— Start Records supplied —

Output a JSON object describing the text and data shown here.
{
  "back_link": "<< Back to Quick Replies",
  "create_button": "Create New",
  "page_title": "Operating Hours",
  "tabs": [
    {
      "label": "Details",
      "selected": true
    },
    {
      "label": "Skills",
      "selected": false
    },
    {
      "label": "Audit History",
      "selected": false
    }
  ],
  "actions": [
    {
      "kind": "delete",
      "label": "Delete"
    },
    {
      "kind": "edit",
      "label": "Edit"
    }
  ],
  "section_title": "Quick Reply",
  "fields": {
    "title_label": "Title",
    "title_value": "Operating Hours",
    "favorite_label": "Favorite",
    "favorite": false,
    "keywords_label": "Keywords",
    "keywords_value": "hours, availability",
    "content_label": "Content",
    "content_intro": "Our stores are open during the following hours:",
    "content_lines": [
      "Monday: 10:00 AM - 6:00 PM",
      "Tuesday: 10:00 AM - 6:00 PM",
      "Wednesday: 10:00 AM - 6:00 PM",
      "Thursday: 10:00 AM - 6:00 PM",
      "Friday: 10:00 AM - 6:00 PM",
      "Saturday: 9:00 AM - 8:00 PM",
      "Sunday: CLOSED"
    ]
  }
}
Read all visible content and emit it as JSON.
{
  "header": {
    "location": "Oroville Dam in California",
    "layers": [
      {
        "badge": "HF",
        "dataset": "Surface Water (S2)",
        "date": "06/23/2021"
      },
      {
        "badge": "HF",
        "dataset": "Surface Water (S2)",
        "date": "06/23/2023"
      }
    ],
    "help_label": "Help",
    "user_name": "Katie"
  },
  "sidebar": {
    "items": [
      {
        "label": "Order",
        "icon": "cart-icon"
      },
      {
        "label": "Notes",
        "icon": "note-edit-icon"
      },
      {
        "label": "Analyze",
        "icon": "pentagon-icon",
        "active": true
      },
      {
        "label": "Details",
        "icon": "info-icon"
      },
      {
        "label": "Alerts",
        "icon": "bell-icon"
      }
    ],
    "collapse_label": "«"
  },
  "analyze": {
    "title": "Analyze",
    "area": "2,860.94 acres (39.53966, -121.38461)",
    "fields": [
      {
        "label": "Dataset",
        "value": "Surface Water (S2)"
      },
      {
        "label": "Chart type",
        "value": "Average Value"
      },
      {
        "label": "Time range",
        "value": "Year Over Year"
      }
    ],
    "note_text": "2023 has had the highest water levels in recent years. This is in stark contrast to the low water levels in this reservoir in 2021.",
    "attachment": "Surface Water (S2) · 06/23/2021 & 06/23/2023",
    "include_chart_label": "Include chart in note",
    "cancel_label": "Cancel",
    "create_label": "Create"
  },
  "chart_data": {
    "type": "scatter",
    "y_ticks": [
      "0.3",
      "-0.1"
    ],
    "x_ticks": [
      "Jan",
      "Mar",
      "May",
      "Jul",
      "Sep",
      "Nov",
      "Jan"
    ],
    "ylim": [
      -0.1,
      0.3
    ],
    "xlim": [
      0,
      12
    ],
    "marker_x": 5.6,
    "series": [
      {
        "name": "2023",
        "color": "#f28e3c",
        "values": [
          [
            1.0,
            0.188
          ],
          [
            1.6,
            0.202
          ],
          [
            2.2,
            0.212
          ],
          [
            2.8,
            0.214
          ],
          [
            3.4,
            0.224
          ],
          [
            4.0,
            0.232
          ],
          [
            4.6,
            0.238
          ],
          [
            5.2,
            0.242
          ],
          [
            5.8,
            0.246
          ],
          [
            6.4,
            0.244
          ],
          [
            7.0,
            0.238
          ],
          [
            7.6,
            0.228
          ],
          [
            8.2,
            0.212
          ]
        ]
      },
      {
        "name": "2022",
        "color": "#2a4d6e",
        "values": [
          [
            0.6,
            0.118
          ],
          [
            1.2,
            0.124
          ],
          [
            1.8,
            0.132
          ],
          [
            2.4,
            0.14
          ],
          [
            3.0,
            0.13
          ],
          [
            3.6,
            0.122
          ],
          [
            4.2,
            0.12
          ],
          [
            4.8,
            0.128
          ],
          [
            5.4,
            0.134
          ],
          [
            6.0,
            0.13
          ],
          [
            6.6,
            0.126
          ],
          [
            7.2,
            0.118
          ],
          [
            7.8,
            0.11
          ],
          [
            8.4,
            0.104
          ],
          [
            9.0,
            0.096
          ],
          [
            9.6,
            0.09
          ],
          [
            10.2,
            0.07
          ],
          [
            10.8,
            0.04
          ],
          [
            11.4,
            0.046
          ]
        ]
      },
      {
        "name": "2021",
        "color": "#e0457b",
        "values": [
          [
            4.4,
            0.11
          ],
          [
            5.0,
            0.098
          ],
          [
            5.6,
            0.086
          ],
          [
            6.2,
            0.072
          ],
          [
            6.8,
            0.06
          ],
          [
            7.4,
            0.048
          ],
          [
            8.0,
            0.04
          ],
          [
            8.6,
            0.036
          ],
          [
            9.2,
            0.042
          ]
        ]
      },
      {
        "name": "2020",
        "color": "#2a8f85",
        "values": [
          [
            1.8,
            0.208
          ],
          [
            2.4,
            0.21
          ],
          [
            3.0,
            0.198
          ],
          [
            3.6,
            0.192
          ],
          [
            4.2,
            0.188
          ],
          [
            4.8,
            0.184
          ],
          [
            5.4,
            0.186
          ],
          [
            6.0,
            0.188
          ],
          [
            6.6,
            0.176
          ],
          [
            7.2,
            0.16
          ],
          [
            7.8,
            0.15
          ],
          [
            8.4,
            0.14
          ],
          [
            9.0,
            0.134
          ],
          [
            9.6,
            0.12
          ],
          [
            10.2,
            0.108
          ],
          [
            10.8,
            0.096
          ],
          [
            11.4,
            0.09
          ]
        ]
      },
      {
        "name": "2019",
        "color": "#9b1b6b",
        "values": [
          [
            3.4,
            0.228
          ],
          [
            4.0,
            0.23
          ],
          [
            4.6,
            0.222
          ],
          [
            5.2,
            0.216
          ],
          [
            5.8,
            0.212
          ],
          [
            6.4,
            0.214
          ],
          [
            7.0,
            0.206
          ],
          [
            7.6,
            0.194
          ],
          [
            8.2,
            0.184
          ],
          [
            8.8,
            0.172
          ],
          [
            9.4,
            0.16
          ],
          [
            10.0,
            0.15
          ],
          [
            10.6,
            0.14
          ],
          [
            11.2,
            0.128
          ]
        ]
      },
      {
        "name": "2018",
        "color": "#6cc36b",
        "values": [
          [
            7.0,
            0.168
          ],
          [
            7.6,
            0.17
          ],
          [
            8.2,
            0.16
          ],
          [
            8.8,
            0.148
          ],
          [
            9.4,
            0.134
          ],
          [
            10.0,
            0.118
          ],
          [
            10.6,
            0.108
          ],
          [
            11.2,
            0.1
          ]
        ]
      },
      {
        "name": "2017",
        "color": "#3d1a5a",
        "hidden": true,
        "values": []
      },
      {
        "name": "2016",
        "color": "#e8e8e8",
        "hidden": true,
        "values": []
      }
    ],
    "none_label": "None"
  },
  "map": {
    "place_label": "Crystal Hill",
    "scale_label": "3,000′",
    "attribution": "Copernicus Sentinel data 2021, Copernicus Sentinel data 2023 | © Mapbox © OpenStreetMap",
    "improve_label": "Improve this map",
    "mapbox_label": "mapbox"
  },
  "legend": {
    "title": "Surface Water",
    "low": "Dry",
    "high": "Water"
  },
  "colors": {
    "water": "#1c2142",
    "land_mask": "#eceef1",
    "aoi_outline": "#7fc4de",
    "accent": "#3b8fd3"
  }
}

— End Records supplied —

Stated task:
Search the listing above for the string "Surface". Copy every line that contains it.

Reply:
        "dataset": "Surface Water (S2)",
        "dataset": "Surface Water (S2)",
        "value": "Surface Water (S2)"
    "attachment": "Surface Water (S2) · 06/23/2021 & 06/23/2023",
    "title": "Surface Water",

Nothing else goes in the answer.